Task requirements ▸
A) Translate this sentence from the article on Veronika Tushnóva into Spanish: "She served in World War II as a medical assistant in military hospitals."
B) Transcribe the Veronika Tushnóva article between "Veronika Mikhailovna Tushnóva" and "attention to writing.", inclusive.
C) Write the next part of the Veronika Tushnóva article, picking up after its final sentence.

Document text ▸
- Born: March 27, 1915 Kazan, Russian Empire
- Died: July 7, 1965 (aged 50) Moscow, Soviet Union

= Veronika Tushnóva =

Veronika Mikhailovna Tushnóva (Верони́ка Миха́йловна Тушно́ва; March 27, 1915 - July 7, 1965) was a Soviet poet and member of the Soviet Union of Writers. After completing her medical school studies, she found little satisfaction in being a doctor and turned her attention to writing.

==Biography==
Tushnóva graduated from high school where she had pursued advanced studies of foreign languages. After graduating, at the insistence of her father, who wanted her to be a doctor, she entered the Leningrad Medical Institute where she studied for four years prior to 1935.

In 1936, after the death of her father and mother, she moved back to Leningrad, where she received her medical degree, but she found little satisfaction in being a doctor. At this time she married a psychiatrist named George Rozinsky. She moved to Moscow and was admitted to Gorky Literary Institute in 1941, but never finished it because of the beginning of the war. She served in World War II as a medical assistant in military hospitals.

Information provided ▸
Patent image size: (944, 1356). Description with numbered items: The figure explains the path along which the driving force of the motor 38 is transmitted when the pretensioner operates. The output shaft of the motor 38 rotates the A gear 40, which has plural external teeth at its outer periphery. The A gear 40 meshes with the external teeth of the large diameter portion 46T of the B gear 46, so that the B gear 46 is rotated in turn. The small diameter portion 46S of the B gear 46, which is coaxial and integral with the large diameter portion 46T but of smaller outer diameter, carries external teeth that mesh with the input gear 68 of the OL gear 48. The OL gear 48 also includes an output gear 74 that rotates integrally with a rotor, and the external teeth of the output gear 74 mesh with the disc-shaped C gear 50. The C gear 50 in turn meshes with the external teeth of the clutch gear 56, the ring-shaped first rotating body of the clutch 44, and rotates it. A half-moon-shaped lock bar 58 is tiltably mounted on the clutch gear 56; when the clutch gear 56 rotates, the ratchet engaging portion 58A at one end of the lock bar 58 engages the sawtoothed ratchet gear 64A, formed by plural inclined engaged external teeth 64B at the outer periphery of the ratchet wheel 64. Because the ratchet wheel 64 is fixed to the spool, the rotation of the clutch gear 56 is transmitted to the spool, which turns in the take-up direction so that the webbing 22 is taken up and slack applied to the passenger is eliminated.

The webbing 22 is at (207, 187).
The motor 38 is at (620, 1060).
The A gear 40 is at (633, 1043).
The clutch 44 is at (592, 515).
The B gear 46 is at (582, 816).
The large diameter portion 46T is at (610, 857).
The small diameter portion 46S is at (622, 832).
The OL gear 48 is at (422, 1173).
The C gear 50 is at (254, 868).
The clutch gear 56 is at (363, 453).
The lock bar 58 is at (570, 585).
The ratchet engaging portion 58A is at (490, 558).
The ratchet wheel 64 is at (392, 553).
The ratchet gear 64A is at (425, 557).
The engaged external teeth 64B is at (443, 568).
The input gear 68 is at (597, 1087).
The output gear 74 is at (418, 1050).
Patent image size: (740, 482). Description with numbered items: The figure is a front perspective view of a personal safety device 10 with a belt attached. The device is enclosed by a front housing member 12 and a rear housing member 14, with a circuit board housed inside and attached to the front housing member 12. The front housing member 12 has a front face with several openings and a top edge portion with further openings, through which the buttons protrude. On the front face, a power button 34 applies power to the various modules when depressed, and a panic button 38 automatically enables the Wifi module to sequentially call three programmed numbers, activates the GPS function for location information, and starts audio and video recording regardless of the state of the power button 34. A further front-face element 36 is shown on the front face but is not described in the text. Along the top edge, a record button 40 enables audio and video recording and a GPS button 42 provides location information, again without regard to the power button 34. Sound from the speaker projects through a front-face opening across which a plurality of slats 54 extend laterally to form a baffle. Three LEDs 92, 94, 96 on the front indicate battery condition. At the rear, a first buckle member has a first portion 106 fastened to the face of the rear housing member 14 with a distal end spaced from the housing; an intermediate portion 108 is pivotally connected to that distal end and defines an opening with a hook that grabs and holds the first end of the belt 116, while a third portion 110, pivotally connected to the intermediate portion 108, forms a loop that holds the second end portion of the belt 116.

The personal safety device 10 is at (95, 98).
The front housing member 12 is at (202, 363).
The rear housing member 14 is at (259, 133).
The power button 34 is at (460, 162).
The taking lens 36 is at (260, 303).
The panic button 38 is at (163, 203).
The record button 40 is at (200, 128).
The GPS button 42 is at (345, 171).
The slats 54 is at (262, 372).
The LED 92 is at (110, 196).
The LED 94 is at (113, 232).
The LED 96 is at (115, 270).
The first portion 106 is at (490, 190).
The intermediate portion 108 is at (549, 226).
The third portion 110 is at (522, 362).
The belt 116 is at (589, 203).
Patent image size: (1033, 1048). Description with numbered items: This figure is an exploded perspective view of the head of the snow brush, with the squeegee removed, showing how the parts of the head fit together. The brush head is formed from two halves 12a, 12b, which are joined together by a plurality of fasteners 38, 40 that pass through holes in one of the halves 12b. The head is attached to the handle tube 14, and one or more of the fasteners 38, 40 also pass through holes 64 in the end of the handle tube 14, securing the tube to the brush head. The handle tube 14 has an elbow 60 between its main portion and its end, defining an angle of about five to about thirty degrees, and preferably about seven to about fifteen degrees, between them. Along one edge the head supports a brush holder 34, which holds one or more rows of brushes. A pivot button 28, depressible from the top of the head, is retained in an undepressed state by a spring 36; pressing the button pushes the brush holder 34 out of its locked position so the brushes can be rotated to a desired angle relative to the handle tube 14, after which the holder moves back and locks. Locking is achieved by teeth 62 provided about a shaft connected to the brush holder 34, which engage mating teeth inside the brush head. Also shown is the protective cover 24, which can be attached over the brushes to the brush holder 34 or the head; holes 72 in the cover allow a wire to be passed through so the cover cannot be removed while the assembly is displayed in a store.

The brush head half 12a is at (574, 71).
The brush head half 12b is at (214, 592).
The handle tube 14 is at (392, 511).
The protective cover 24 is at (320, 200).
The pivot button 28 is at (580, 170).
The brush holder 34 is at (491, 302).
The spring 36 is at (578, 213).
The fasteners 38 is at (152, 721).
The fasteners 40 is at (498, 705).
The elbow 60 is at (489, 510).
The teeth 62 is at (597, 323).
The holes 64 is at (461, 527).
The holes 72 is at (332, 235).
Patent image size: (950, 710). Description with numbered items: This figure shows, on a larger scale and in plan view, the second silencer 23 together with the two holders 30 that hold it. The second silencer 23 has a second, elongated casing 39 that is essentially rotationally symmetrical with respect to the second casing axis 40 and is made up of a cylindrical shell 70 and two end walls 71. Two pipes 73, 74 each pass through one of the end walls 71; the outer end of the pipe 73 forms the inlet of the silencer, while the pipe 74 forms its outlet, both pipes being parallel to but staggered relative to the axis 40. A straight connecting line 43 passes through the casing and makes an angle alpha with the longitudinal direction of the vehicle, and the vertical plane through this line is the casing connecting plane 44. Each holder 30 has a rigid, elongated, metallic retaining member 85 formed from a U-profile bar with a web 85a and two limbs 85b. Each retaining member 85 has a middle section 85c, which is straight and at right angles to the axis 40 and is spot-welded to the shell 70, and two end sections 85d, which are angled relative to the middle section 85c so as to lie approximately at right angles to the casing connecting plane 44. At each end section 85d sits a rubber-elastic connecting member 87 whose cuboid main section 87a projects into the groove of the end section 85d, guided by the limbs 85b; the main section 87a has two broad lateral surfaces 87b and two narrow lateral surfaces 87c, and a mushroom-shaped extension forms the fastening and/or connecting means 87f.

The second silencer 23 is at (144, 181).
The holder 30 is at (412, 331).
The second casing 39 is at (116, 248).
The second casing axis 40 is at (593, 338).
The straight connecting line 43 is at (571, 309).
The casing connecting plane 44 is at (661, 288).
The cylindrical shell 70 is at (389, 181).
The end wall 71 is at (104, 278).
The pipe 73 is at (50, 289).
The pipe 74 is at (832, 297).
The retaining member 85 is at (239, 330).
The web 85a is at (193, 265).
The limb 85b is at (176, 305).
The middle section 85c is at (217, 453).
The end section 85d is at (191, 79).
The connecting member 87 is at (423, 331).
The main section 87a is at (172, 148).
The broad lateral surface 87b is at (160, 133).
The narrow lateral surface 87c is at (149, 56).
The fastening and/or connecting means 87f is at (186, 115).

Answers by item ▸
A) Sirvió en la Segunda Guerra Mundial como asistente médica en hospitales militares.

B)
Veronika Mikhailovna Tushnóva (Верони́ка Миха́йловна Тушно́ва; March 27, 1915 - July 7, 1965) was a Soviet poet and member of the Soviet Union of Writers. After completing her medical school studies, she found little satisfaction in being a doctor and turned her attention to writing.

C)
Her first works were printed in 1944. She published several collections of poems: First Book (1945), Pathway (1954). Her keen lyrical talent was revealed in the collections Memory of the Heart (1958), One Hundred Hours of Happiness (1965) and others, in which she writes about higher love and calls for truly human relations among people. One of her most popular poems was They don't renounce loving. It was performed as a song by Alla Pugacheva.

She also worked as a literary translator. She died from cancer in Moscow on July 7, 1965.

==Family==
She was married twice, but both marriages ended in divorce. She had a daughter from her first marriage named Natalia (Natalia Rozinskaya).

In her last years Tushnóva was involved in an affair with the poet Alexander Yashin, but he couldn't leave his family (Yashin had four children). Yashin died exactly three years after Tushnóva, also from cancer.

==Poetry collections==
- Первая книга- First Book (1945)
- Пути-дороги- Pathway (1954)
- Дорога на Клухор- Road to Klukhor (1956)
- Память сердца- Heart's memory (1958)
- Второе дыхание- Second Wind (1961)
- Лирика- Lyrics (1963, 1969)
- Сто часов счастья- One Hundred Hours of Happiness (1965)
- Стихи- Poems (1969)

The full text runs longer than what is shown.